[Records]
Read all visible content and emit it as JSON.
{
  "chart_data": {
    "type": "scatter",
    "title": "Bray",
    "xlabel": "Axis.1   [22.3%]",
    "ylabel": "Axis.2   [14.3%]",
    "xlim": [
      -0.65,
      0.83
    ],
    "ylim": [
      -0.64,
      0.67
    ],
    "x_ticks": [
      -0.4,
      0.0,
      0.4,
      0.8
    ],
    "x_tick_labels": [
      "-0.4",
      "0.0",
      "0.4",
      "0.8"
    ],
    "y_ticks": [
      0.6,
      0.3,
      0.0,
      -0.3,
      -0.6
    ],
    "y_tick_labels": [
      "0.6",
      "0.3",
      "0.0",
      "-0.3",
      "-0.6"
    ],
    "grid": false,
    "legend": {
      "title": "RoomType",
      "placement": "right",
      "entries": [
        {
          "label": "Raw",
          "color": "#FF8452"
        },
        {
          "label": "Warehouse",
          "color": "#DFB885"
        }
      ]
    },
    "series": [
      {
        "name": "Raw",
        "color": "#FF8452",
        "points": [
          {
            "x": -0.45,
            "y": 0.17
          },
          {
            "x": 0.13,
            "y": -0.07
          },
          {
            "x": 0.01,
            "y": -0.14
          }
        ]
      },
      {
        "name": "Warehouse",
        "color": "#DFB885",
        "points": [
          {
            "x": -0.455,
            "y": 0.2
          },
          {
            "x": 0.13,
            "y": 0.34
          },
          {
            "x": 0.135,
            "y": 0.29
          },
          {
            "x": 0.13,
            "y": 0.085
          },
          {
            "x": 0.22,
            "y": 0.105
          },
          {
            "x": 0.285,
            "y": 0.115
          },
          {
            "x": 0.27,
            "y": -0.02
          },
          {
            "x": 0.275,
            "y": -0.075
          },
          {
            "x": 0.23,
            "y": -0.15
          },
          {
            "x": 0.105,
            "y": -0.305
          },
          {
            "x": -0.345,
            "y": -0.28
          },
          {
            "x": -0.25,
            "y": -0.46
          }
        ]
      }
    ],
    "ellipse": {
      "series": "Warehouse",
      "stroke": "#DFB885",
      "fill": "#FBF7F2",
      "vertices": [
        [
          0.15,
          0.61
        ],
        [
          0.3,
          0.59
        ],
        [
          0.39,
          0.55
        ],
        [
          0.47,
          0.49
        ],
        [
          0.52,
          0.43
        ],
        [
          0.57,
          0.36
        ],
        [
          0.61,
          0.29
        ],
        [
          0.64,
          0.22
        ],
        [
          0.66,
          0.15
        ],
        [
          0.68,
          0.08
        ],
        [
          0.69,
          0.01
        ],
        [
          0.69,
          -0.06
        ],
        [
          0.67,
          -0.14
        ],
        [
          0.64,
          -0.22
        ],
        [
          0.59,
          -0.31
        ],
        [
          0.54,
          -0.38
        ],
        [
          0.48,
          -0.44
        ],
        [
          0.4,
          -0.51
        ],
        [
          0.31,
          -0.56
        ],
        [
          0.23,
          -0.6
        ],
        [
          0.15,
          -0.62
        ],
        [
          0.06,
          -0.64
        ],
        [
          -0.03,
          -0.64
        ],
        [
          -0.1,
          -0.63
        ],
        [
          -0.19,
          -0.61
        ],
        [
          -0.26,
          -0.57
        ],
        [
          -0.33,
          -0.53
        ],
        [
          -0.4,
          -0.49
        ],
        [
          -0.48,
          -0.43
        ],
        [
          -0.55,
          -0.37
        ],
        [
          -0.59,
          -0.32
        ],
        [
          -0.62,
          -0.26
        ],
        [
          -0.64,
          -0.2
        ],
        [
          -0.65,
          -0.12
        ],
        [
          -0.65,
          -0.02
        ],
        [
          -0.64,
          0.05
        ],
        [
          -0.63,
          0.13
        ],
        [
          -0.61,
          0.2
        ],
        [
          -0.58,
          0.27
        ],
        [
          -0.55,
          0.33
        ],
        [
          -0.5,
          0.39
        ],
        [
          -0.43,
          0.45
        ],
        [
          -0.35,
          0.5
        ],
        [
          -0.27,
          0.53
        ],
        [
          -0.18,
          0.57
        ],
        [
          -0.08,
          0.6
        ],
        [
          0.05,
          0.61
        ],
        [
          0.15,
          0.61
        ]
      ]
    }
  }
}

#### [Task goal]
Please restate the data word for word, every record included.

#### [Task solution]
Read all visible content and emit it as JSON.
{
  "chart_data": {
    "type": "scatter",
    "title": "Bray",
    "xlabel": "Axis.1   [22.3%]",
    "ylabel": "Axis.2   [14.3%]",
    "xlim": [
      -0.65,
      0.83
    ],
    "ylim": [
      -0.64,
      0.67
    ],
    "x_ticks": [
      -0.4,
      0.0,
      0.4,
      0.8
    ],
    "x_tick_labels": [
      "-0.4",
      "0.0",
      "0.4",
      "0.8"
    ],
    "y_ticks": [
      0.6,
      0.3,
      0.0,
      -0.3,
      -0.6
    ],
    "y_tick_labels": [
      "0.6",
      "0.3",
      "0.0",
      "-0.3",
      "-0.6"
    ],
    "grid": false,
    "legend": {
      "title": "RoomType",
      "placement": "right",
      "entries": [
        {
          "label": "Raw",
          "color": "#FF8452"
        },
        {
          "label": "Warehouse",
          "color": "#DFB885"
        }
      ]
    },
    "series": [
      {
        "name": "Raw",
        "color": "#FF8452",
        "points": [
          {
            "x": -0.45,
            "y": 0.17
          },
          {
            "x": 0.13,
            "y": -0.07
          },
          {
            "x": 0.01,
            "y": -0.14
          }
        ]
      },
      {
        "name": "Warehouse",
        "color": "#DFB885",
        "points": [
          {
            "x": -0.455,
            "y": 0.2
          },
          {
            "x": 0.13,
            "y": 0.34
          },
          {
            "x": 0.135,
            "y": 0.29
          },
          {
            "x": 0.13,
            "y": 0.085
          },
          {
            "x": 0.22,
            "y": 0.105
          },
          {
            "x": 0.285,
            "y": 0.115
          },
          {
            "x": 0.27,
            "y": -0.02
          },
          {
            "x": 0.275,
            "y": -0.075
          },
          {
            "x": 0.23,
            "y": -0.15
          },
          {
            "x": 0.105,
            "y": -0.305
          },
          {
            "x": -0.345,
            "y": -0.28
          },
          {
            "x": -0.25,
            "y": -0.46
          }
        ]
      }
    ],
    "ellipse": {
      "series": "Warehouse",
      "stroke": "#DFB885",
      "fill": "#FBF7F2",
      "vertices": [
        [
          0.15,
          0.61
        ],
        [
          0.3,
          0.59
        ],
        [
          0.39,
          0.55
        ],
        [
          0.47,
          0.49
        ],
        [
          0.52,
          0.43
        ],
        [
          0.57,
          0.36
        ],
        [
          0.61,
          0.29
        ],
        [
          0.64,
          0.22
        ],
        [
          0.66,
          0.15
        ],
        [
          0.68,
          0.08
        ],
        [
          0.69,
          0.01
        ],
        [
          0.69,
          -0.06
        ],
        [
          0.67,
          -0.14
        ],
        [
          0.64,
          -0.22
        ],
        [
          0.59,
          -0.31
        ],
        [
          0.54,
          -0.38
        ],
        [
          0.48,
          -0.44
        ],
        [
          0.4,
          -0.51
        ],
        [
          0.31,
          -0.56
        ],
        [
          0.23,
          -0.6
        ],
        [
          0.15,
          -0.62
        ],
        [
          0.06,
          -0.64
        ],
        [
          -0.03,
          -0.64
        ],
        [
          -0.1,
          -0.63
        ],
        [
          -0.19,
          -0.61
        ],
        [
          -0.26,
          -0.57
        ],
        [
          -0.33,
          -0.53
        ],
        [
          -0.4,
          -0.49
        ],
        [
          -0.48,
          -0.43
        ],
        [
          -0.55,
          -0.37
        ],
        [
          -0.59,
          -0.32
        ],
        [
          -0.62,
          -0.26
        ],
        [
          -0.64,
          -0.2
        ],
        [
          -0.65,
          -0.12
        ],
        [
          -0.65,
          -0.02
        ],
        [
          -0.64,
          0.05
        ],
        [
          -0.63,
          0.13
        ],
        [
          -0.61,
          0.2
        ],
        [
          -0.58,
          0.27
        ],
        [
          -0.55,
          0.33
        ],
        [
          -0.5,
          0.39
        ],
        [
          -0.43,
          0.45
        ],
        [
          -0.35,
          0.5
        ],
        [
          -0.27,
          0.53
        ],
        [
          -0.18,
          0.57
        ],
        [
          -0.08,
          0.6
        ],
        [
          0.05,
          0.61
        ],
        [
          0.15,
          0.61
        ]
      ]
    }
  }
}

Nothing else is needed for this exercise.